Stated exercise ▸ Copy the entries below, swapping each occurrence of "input-socket" for "inlet-socket" and leaving everything else untouched.

───

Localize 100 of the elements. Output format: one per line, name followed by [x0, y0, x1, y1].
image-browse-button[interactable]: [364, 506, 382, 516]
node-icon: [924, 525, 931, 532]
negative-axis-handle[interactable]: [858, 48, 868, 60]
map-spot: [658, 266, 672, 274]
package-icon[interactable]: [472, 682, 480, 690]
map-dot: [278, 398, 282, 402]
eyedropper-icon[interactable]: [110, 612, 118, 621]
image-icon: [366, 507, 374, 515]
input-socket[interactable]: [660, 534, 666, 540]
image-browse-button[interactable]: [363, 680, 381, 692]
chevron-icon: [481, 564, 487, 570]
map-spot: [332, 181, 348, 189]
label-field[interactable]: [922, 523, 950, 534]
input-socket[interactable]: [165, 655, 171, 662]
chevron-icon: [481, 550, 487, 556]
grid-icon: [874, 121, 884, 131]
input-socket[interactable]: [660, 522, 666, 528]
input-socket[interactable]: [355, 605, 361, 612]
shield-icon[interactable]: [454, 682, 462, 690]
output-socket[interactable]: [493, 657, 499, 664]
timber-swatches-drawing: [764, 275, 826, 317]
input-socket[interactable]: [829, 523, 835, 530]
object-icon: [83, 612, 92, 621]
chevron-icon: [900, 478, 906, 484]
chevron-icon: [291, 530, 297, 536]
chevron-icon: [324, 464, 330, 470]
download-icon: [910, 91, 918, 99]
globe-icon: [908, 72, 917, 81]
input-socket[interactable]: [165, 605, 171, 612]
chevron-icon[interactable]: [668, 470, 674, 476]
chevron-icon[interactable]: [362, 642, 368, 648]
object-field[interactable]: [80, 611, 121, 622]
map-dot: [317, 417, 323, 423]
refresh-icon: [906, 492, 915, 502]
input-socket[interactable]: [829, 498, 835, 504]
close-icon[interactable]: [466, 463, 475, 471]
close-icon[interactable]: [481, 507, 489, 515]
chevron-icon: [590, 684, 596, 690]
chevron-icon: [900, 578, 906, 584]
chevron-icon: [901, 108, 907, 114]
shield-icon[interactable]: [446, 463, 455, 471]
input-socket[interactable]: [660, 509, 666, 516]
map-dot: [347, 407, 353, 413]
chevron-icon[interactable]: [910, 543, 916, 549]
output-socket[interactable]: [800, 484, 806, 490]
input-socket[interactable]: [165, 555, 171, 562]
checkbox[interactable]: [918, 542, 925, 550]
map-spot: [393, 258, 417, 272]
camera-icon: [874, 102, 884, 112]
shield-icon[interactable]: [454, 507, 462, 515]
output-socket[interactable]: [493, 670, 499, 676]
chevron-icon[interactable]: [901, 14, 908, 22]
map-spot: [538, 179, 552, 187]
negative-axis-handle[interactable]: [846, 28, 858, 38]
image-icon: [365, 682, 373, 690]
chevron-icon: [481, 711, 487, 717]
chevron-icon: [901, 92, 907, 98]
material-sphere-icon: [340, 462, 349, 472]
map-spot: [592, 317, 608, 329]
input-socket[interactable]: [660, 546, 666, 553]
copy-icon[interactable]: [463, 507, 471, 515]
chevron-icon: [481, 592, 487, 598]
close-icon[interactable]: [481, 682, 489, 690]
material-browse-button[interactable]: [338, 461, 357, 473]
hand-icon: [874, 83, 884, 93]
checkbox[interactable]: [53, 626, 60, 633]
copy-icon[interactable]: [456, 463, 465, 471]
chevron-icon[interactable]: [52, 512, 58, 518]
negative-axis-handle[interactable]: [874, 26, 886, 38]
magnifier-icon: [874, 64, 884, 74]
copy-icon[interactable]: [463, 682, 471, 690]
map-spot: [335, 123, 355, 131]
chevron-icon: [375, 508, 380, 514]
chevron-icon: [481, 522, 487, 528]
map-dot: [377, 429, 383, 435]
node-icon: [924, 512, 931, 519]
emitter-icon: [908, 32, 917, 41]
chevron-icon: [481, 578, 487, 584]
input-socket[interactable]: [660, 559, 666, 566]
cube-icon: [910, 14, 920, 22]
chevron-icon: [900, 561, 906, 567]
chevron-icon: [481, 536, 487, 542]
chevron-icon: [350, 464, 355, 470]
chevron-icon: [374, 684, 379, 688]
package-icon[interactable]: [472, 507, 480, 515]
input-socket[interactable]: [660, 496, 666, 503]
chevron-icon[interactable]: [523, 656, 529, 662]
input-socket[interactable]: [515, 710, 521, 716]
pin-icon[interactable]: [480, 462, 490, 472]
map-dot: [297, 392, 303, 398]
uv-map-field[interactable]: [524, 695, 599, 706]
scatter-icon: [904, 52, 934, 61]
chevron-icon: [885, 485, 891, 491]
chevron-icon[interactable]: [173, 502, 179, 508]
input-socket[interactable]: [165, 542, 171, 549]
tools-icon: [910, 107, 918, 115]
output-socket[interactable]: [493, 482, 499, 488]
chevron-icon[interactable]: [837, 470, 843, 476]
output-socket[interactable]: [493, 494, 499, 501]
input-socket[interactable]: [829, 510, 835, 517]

───

Final answer ▸
Localize 100 of the elements. Output format: one per line, name followed by [x0, y0, x1, y1].
image-browse-button[interactable]: [364, 506, 382, 516]
node-icon: [924, 525, 931, 532]
negative-axis-handle[interactable]: [858, 48, 868, 60]
map-spot: [658, 266, 672, 274]
package-icon[interactable]: [472, 682, 480, 690]
map-dot: [278, 398, 282, 402]
eyedropper-icon[interactable]: [110, 612, 118, 621]
image-icon: [366, 507, 374, 515]
inlet-socket[interactable]: [660, 534, 666, 540]
image-browse-button[interactable]: [363, 680, 381, 692]
chevron-icon: [481, 564, 487, 570]
map-spot: [332, 181, 348, 189]
label-field[interactable]: [922, 523, 950, 534]
inlet-socket[interactable]: [165, 655, 171, 662]
chevron-icon: [481, 550, 487, 556]
grid-icon: [874, 121, 884, 131]
inlet-socket[interactable]: [660, 522, 666, 528]
inlet-socket[interactable]: [355, 605, 361, 612]
shield-icon[interactable]: [454, 682, 462, 690]
output-socket[interactable]: [493, 657, 499, 664]
timber-swatches-drawing: [764, 275, 826, 317]
inlet-socket[interactable]: [829, 523, 835, 530]
object-icon: [83, 612, 92, 621]
chevron-icon: [900, 478, 906, 484]
chevron-icon: [291, 530, 297, 536]
chevron-icon: [324, 464, 330, 470]
download-icon: [910, 91, 918, 99]
globe-icon: [908, 72, 917, 81]
inlet-socket[interactable]: [165, 605, 171, 612]
chevron-icon[interactable]: [668, 470, 674, 476]
chevron-icon[interactable]: [362, 642, 368, 648]
object-field[interactable]: [80, 611, 121, 622]
map-dot: [317, 417, 323, 423]
refresh-icon: [906, 492, 915, 502]
inlet-socket[interactable]: [829, 498, 835, 504]
close-icon[interactable]: [466, 463, 475, 471]
close-icon[interactable]: [481, 507, 489, 515]
chevron-icon: [590, 684, 596, 690]
chevron-icon: [900, 578, 906, 584]
chevron-icon: [901, 108, 907, 114]
shield-icon[interactable]: [446, 463, 455, 471]
inlet-socket[interactable]: [660, 509, 666, 516]
map-dot: [347, 407, 353, 413]
chevron-icon[interactable]: [910, 543, 916, 549]
output-socket[interactable]: [800, 484, 806, 490]
inlet-socket[interactable]: [165, 555, 171, 562]
checkbox[interactable]: [918, 542, 925, 550]
map-spot: [393, 258, 417, 272]
camera-icon: [874, 102, 884, 112]
shield-icon[interactable]: [454, 507, 462, 515]
output-socket[interactable]: [493, 670, 499, 676]
chevron-icon[interactable]: [901, 14, 908, 22]
map-spot: [538, 179, 552, 187]
negative-axis-handle[interactable]: [846, 28, 858, 38]
image-icon: [365, 682, 373, 690]
chevron-icon: [481, 711, 487, 717]
chevron-icon: [901, 92, 907, 98]
material-sphere-icon: [340, 462, 349, 472]
map-spot: [592, 317, 608, 329]
inlet-socket[interactable]: [660, 546, 666, 553]
copy-icon[interactable]: [463, 507, 471, 515]
chevron-icon: [481, 592, 487, 598]
close-icon[interactable]: [481, 682, 489, 690]
material-browse-button[interactable]: [338, 461, 357, 473]
hand-icon: [874, 83, 884, 93]
checkbox[interactable]: [53, 626, 60, 633]
copy-icon[interactable]: [456, 463, 465, 471]
chevron-icon[interactable]: [52, 512, 58, 518]
negative-axis-handle[interactable]: [874, 26, 886, 38]
magnifier-icon: [874, 64, 884, 74]
copy-icon[interactable]: [463, 682, 471, 690]
map-spot: [335, 123, 355, 131]
chevron-icon: [375, 508, 380, 514]
chevron-icon: [481, 522, 487, 528]
map-dot: [377, 429, 383, 435]
node-icon: [924, 512, 931, 519]
emitter-icon: [908, 32, 917, 41]
chevron-icon: [481, 578, 487, 584]
inlet-socket[interactable]: [660, 559, 666, 566]
cube-icon: [910, 14, 920, 22]
chevron-icon: [900, 561, 906, 567]
chevron-icon: [481, 536, 487, 542]
chevron-icon: [350, 464, 355, 470]
chevron-icon: [374, 684, 379, 688]
package-icon[interactable]: [472, 507, 480, 515]
inlet-socket[interactable]: [660, 496, 666, 503]
chevron-icon[interactable]: [523, 656, 529, 662]
inlet-socket[interactable]: [515, 710, 521, 716]
pin-icon[interactable]: [480, 462, 490, 472]
map-dot: [297, 392, 303, 398]
uv-map-field[interactable]: [524, 695, 599, 706]
scatter-icon: [904, 52, 934, 61]
chevron-icon: [885, 485, 891, 491]
chevron-icon[interactable]: [173, 502, 179, 508]
inlet-socket[interactable]: [165, 542, 171, 549]
tools-icon: [910, 107, 918, 115]
output-socket[interactable]: [493, 482, 499, 488]
chevron-icon[interactable]: [837, 470, 843, 476]
output-socket[interactable]: [493, 494, 499, 501]
inlet-socket[interactable]: [829, 510, 835, 517]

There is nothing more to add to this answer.